● **The exercise**:
Your task is to repeat, word for word, the line containing "Enumerate this screenshot's" and all lines that follow it to the end of the material, and no other lines.

● **Input**:

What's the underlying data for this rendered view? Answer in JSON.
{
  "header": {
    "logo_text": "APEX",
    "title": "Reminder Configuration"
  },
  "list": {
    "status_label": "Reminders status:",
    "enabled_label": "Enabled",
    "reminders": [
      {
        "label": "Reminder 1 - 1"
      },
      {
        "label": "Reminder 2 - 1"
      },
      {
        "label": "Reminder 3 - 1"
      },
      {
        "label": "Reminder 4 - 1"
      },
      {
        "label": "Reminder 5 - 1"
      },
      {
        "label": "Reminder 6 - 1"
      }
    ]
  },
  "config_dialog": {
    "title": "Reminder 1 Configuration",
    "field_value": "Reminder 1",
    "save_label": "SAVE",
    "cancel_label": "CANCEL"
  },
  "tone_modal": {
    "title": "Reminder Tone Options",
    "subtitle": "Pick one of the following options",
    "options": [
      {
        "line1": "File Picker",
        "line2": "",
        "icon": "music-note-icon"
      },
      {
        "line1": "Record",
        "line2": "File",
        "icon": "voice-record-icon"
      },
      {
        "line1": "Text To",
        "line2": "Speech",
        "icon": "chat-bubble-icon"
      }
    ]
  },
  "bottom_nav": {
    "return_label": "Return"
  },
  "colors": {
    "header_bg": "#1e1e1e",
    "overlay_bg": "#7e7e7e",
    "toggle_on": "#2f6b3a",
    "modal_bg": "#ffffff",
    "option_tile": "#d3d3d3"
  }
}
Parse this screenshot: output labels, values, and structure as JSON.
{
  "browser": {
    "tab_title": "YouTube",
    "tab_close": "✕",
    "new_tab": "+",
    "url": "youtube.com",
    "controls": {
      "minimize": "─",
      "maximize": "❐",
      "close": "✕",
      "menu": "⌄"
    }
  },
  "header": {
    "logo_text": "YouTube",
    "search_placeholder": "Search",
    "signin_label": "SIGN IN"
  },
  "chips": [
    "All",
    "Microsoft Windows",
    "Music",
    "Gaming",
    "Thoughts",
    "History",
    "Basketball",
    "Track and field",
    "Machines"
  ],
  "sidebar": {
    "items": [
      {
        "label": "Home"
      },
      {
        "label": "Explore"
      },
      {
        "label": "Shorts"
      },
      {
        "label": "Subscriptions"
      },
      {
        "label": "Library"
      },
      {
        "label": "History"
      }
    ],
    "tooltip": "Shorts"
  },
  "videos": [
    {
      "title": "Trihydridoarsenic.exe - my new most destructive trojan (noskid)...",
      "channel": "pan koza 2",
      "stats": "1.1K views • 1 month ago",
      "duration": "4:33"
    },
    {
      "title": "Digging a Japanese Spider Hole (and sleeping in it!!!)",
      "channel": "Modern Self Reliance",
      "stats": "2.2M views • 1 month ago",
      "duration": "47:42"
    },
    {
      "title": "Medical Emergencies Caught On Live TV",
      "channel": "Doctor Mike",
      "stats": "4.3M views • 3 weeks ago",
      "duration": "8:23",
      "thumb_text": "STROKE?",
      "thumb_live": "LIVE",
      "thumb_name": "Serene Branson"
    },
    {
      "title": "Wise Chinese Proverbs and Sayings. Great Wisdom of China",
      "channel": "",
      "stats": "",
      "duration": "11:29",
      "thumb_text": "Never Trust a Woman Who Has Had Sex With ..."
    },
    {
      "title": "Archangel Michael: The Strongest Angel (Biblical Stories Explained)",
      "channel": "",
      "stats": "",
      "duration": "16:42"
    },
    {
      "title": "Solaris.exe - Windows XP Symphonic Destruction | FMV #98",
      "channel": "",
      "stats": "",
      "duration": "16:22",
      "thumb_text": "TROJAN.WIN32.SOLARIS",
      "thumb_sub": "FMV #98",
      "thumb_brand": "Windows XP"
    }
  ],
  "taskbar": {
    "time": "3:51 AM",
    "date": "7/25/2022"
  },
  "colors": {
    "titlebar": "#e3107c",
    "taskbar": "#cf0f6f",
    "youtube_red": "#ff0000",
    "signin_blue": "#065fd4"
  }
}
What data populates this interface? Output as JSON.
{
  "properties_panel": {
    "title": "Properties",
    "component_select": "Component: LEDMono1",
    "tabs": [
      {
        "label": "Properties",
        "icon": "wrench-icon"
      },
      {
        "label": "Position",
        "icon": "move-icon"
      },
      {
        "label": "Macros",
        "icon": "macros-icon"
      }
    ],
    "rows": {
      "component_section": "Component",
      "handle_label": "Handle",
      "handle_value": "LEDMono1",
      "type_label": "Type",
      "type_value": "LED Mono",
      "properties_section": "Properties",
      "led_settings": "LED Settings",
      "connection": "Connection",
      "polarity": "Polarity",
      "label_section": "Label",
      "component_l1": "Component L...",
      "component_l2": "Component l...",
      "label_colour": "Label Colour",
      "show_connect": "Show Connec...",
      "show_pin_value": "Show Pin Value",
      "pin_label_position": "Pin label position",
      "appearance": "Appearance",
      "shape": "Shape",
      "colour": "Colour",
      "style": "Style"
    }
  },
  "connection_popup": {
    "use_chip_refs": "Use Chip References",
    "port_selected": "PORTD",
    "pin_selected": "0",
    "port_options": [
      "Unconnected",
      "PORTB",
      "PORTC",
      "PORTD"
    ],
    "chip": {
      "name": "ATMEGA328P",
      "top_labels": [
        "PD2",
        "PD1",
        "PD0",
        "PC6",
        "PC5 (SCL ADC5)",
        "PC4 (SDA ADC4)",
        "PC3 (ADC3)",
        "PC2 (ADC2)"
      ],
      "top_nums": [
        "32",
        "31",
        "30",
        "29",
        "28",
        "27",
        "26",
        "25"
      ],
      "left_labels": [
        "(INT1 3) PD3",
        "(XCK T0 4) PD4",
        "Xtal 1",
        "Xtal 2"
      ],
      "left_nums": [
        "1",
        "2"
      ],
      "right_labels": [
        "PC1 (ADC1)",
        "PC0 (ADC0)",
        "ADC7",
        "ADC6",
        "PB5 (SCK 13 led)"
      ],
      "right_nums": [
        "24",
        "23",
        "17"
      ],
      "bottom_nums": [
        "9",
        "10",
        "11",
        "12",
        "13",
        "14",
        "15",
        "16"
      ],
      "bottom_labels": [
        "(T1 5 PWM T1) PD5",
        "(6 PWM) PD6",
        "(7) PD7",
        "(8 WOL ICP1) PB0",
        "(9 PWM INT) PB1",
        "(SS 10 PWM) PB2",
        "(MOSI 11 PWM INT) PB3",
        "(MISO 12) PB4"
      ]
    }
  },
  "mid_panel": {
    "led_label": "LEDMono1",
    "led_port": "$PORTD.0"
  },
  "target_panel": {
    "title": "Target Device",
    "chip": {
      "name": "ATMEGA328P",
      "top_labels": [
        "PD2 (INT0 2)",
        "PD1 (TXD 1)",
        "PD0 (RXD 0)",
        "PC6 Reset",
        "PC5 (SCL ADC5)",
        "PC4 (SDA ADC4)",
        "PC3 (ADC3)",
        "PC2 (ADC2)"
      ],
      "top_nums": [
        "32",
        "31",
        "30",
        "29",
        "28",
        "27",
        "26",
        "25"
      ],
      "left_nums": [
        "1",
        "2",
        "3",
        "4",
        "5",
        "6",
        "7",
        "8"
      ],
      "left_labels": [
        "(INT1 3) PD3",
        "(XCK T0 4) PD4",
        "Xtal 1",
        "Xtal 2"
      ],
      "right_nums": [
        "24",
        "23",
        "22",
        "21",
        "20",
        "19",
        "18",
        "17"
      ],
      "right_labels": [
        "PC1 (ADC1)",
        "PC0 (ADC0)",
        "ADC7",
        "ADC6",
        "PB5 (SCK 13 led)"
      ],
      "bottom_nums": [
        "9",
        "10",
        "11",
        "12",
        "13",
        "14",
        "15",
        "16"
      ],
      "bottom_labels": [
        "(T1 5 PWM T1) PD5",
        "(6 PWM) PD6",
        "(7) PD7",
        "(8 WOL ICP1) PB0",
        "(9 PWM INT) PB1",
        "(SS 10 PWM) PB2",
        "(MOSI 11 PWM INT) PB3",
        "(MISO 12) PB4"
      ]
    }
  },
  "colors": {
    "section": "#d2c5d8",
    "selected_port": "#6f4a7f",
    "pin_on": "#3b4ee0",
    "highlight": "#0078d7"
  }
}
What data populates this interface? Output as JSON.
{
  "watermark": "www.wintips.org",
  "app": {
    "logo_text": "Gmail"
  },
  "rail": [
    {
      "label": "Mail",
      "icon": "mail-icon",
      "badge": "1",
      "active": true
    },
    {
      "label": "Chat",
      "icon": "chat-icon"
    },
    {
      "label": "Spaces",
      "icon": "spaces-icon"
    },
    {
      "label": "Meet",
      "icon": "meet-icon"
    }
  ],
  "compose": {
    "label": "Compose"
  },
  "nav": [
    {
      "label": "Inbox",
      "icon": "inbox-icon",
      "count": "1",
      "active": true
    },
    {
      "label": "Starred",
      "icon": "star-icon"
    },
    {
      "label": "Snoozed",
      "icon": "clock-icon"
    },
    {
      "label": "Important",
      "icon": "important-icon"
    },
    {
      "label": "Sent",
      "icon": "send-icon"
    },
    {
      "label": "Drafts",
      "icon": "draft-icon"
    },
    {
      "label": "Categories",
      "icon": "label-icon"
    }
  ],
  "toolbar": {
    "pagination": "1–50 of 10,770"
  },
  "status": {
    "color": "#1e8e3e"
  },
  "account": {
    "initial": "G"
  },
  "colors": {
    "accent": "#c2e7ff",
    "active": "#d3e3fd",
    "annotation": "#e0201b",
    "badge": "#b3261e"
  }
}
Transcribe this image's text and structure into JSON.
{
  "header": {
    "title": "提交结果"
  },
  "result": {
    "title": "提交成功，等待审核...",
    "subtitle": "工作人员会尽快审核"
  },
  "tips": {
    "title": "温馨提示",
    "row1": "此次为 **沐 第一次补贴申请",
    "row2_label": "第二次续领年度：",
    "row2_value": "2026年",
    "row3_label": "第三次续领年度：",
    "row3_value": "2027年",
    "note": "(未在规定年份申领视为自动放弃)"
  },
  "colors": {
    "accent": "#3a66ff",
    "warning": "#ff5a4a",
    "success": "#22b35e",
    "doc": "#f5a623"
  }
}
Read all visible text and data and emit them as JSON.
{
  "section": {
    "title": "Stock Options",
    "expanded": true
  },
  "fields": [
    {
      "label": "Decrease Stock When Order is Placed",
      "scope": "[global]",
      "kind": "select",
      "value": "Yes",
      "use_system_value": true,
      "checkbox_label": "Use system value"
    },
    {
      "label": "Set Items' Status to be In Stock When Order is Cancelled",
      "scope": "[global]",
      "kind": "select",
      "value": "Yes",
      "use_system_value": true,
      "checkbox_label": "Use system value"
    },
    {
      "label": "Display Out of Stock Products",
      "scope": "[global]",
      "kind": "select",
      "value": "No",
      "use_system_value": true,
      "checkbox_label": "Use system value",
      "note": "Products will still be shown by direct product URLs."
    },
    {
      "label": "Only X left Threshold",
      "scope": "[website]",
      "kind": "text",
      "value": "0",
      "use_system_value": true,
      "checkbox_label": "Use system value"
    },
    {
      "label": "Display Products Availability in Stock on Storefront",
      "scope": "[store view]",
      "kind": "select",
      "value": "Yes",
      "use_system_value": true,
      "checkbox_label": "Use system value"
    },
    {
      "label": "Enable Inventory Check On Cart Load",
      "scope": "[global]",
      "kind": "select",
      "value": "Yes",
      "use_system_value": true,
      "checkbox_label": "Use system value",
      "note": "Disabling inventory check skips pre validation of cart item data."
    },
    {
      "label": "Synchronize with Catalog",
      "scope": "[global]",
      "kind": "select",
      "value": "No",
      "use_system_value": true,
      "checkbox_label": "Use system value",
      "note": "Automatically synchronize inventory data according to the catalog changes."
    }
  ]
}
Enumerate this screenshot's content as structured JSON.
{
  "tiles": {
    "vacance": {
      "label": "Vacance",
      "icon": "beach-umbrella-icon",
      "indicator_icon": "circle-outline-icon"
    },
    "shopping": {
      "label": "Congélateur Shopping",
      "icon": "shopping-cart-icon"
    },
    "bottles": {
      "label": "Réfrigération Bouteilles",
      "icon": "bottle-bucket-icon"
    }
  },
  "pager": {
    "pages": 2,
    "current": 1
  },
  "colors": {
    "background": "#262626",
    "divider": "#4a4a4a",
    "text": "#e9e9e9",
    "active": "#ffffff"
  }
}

● **Response to the task**:
Enumerate this screenshot's content as structured JSON.
{
  "tiles": {
    "vacance": {
      "label": "Vacance",
      "icon": "beach-umbrella-icon",
      "indicator_icon": "circle-outline-icon"
    },
    "shopping": {
      "label": "Congélateur Shopping",
      "icon": "shopping-cart-icon"
    },
    "bottles": {
      "label": "Réfrigération Bouteilles",
      "icon": "bottle-bucket-icon"
    }
  },
  "pager": {
    "pages": 2,
    "current": 1
  },
  "colors": {
    "background": "#262626",
    "divider": "#4a4a4a",
    "text": "#e9e9e9",
    "active": "#ffffff"
  }
}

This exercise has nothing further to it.